# Job
Each line that holds the word "increased" counts once; report how many lines do so and nothing else.

# Data to process
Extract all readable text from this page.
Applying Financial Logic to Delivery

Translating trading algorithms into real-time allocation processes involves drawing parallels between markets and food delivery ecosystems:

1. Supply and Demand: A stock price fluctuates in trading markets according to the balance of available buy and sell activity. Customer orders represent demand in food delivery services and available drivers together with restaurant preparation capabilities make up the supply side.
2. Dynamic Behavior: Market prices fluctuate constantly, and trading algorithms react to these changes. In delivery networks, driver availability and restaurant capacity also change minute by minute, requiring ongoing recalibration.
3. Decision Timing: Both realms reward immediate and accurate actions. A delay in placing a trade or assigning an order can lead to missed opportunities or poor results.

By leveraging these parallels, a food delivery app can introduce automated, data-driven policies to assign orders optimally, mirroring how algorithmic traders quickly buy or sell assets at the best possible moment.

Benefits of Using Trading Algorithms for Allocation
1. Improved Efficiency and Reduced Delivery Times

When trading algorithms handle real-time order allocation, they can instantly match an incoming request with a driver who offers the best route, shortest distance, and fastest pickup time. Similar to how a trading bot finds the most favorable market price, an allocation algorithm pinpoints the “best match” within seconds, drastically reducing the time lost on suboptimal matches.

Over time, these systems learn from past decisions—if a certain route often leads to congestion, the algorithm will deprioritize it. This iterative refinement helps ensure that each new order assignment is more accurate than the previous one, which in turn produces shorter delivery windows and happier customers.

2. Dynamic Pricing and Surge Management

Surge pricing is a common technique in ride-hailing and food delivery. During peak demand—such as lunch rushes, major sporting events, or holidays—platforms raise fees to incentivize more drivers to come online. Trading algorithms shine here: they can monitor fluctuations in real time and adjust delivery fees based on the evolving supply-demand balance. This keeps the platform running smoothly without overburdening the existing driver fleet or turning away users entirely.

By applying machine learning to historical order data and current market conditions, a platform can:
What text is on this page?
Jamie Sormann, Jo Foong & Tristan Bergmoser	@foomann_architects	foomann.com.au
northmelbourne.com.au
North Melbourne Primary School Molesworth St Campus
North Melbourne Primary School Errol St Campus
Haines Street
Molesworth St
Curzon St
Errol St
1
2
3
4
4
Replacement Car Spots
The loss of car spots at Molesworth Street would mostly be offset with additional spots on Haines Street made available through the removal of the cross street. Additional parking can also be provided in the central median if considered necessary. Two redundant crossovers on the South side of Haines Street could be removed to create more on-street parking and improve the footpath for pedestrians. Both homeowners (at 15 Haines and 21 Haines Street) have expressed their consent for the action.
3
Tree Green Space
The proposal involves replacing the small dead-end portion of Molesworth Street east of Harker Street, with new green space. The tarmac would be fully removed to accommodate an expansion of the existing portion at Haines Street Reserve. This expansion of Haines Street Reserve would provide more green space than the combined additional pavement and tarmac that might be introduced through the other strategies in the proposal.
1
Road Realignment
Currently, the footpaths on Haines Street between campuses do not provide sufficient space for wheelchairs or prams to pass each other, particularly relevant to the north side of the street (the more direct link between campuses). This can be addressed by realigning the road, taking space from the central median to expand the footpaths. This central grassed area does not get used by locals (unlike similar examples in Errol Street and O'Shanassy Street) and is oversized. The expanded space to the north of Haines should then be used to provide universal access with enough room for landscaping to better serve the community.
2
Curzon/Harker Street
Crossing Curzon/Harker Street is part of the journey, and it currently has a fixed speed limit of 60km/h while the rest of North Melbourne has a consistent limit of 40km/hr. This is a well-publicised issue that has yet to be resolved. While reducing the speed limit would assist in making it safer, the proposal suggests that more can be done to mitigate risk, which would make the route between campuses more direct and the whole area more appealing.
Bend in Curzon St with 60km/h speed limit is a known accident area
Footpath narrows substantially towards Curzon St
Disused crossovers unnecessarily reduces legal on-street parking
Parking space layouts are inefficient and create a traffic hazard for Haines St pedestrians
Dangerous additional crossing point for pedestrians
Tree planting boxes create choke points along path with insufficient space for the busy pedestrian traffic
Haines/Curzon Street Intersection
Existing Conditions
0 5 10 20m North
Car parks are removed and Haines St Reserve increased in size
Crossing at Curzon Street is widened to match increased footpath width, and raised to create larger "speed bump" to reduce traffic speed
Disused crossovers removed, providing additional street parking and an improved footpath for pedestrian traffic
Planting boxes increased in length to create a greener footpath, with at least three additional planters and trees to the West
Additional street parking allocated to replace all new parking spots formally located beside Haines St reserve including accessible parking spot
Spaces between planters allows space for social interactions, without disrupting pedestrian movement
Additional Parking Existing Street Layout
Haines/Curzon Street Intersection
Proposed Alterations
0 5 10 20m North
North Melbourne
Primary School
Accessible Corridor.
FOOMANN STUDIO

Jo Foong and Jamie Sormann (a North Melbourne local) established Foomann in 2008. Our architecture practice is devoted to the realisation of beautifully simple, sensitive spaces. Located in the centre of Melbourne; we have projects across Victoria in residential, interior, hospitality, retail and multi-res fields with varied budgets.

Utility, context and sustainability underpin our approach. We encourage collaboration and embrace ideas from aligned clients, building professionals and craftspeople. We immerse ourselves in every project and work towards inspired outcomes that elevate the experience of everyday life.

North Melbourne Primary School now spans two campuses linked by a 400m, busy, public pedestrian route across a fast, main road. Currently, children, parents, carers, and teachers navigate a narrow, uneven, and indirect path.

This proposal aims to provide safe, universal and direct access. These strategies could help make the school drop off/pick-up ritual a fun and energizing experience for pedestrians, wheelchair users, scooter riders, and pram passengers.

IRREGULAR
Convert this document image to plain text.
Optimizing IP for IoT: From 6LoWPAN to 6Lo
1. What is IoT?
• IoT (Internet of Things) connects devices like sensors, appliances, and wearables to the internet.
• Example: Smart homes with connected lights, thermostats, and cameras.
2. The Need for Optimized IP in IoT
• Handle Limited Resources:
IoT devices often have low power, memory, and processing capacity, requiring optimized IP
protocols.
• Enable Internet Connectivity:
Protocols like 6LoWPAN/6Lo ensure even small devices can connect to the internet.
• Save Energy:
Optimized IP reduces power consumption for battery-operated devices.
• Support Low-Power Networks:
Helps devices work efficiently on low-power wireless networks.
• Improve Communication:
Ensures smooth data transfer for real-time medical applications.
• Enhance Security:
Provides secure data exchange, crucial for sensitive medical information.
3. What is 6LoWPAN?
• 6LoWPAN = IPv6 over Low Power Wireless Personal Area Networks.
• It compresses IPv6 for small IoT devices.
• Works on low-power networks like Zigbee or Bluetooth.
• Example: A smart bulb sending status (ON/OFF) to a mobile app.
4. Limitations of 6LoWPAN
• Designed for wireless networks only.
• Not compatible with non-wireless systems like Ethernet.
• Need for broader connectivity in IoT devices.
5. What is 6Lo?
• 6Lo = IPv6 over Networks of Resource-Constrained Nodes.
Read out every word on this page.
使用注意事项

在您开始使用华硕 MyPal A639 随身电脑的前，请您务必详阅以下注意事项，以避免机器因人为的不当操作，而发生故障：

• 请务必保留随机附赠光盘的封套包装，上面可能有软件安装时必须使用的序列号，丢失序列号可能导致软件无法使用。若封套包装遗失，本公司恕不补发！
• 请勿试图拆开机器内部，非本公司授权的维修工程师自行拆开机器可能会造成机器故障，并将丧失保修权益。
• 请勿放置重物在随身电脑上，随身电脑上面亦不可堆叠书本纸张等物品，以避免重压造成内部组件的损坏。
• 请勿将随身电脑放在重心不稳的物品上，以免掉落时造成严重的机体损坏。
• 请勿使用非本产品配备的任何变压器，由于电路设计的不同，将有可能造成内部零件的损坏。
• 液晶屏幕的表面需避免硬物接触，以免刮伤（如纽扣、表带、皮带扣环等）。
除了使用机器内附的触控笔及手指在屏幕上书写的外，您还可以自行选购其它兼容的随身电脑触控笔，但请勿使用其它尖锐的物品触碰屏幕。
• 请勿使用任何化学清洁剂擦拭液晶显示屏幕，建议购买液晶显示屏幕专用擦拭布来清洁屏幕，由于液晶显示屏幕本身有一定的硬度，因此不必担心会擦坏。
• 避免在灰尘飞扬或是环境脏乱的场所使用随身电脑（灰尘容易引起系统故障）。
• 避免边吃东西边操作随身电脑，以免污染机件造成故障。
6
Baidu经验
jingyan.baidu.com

# The reply
3